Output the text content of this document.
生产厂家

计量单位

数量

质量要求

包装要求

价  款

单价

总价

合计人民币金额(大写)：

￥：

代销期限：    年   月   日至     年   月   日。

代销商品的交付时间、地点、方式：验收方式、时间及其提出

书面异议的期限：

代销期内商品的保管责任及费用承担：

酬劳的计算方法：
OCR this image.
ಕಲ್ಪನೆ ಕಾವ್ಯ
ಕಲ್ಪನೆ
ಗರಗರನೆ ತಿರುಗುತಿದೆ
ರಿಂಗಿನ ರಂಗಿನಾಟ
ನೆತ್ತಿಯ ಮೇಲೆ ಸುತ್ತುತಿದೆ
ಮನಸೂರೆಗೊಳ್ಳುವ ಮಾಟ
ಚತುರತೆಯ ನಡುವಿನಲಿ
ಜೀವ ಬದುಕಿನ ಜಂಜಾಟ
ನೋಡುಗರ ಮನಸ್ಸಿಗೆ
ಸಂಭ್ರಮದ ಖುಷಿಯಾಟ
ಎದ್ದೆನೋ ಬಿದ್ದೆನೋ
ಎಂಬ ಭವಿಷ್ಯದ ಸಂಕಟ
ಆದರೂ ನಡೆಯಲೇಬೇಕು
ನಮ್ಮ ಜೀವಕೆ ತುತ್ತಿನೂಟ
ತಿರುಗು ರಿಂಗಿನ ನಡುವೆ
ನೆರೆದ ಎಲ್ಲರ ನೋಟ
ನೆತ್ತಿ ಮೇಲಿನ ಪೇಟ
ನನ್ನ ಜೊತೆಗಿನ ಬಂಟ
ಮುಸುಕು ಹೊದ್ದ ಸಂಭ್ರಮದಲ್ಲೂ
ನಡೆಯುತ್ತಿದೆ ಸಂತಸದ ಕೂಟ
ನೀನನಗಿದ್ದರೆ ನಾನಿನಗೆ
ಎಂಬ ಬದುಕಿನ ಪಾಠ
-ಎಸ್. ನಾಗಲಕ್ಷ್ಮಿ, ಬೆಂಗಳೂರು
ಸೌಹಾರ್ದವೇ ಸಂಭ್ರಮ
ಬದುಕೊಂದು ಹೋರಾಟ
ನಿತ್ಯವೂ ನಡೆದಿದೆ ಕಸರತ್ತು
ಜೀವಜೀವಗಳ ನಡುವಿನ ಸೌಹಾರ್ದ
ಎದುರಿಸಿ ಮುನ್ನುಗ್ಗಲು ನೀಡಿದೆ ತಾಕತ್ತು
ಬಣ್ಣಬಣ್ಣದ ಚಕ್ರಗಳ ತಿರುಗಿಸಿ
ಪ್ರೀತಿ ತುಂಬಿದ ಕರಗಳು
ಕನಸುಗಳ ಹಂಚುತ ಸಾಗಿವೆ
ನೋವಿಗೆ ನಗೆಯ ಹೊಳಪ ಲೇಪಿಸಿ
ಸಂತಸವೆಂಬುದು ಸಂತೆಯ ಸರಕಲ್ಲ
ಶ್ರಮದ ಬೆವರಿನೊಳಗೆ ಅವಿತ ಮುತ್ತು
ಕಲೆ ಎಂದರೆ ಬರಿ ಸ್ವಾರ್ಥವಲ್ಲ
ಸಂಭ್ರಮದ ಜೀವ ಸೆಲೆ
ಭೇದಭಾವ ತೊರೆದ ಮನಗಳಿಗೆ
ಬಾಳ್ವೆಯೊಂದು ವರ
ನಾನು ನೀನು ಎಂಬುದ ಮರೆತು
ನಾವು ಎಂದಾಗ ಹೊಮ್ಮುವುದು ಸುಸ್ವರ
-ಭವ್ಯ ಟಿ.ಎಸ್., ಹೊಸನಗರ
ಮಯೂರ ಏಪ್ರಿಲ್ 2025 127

Exercise task:
Print the listing above in full, exactly as it is.

Final result:
Output the text content of this document.
生产厂家

计量单位

数量

质量要求

包装要求

价  款

单价

总价

合计人民币金额(大写)：

￥：

代销期限：    年   月   日至     年   月   日。

代销商品的交付时间、地点、方式：验收方式、时间及其提出

书面异议的期限：

代销期内商品的保管责任及费用承担：

酬劳的计算方法：
OCR this image.
ಕಲ್ಪನೆ ಕಾವ್ಯ
ಕಲ್ಪನೆ
ಗರಗರನೆ ತಿರುಗುತಿದೆ
ರಿಂಗಿನ ರಂಗಿನಾಟ
ನೆತ್ತಿಯ ಮೇಲೆ ಸುತ್ತುತಿದೆ
ಮನಸೂರೆಗೊಳ್ಳುವ ಮಾಟ
ಚತುರತೆಯ ನಡುವಿನಲಿ
ಜೀವ ಬದುಕಿನ ಜಂಜಾಟ
ನೋಡುಗರ ಮನಸ್ಸಿಗೆ
ಸಂಭ್ರಮದ ಖುಷಿಯಾಟ
ಎದ್ದೆನೋ ಬಿದ್ದೆನೋ
ಎಂಬ ಭವಿಷ್ಯದ ಸಂಕಟ
ಆದರೂ ನಡೆಯಲೇಬೇಕು
ನಮ್ಮ ಜೀವಕೆ ತುತ್ತಿನೂಟ
ತಿರುಗು ರಿಂಗಿನ ನಡುವೆ
ನೆರೆದ ಎಲ್ಲರ ನೋಟ
ನೆತ್ತಿ ಮೇಲಿನ ಪೇಟ
ನನ್ನ ಜೊತೆಗಿನ ಬಂಟ
ಮುಸುಕು ಹೊದ್ದ ಸಂಭ್ರಮದಲ್ಲೂ
ನಡೆಯುತ್ತಿದೆ ಸಂತಸದ ಕೂಟ
ನೀನನಗಿದ್ದರೆ ನಾನಿನಗೆ
ಎಂಬ ಬದುಕಿನ ಪಾಠ
-ಎಸ್. ನಾಗಲಕ್ಷ್ಮಿ, ಬೆಂಗಳೂರು
ಸೌಹಾರ್ದವೇ ಸಂಭ್ರಮ
ಬದುಕೊಂದು ಹೋರಾಟ
ನಿತ್ಯವೂ ನಡೆದಿದೆ ಕಸರತ್ತು
ಜೀವಜೀವಗಳ ನಡುವಿನ ಸೌಹಾರ್ದ
ಎದುರಿಸಿ ಮುನ್ನುಗ್ಗಲು ನೀಡಿದೆ ತಾಕತ್ತು
ಬಣ್ಣಬಣ್ಣದ ಚಕ್ರಗಳ ತಿರುಗಿಸಿ
ಪ್ರೀತಿ ತುಂಬಿದ ಕರಗಳು
ಕನಸುಗಳ ಹಂಚುತ ಸಾಗಿವೆ
ನೋವಿಗೆ ನಗೆಯ ಹೊಳಪ ಲೇಪಿಸಿ
ಸಂತಸವೆಂಬುದು ಸಂತೆಯ ಸರಕಲ್ಲ
ಶ್ರಮದ ಬೆವರಿನೊಳಗೆ ಅವಿತ ಮುತ್ತು
ಕಲೆ ಎಂದರೆ ಬರಿ ಸ್ವಾರ್ಥವಲ್ಲ
ಸಂಭ್ರಮದ ಜೀವ ಸೆಲೆ
ಭೇದಭಾವ ತೊರೆದ ಮನಗಳಿಗೆ
ಬಾಳ್ವೆಯೊಂದು ವರ
ನಾನು ನೀನು ಎಂಬುದ ಮರೆತು
ನಾವು ಎಂದಾಗ ಹೊಮ್ಮುವುದು ಸುಸ್ವರ
-ಭವ್ಯ ಟಿ.ಎಸ್., ಹೊಸನಗರ
ಮಯೂರ ಏಪ್ರಿಲ್ 2025 127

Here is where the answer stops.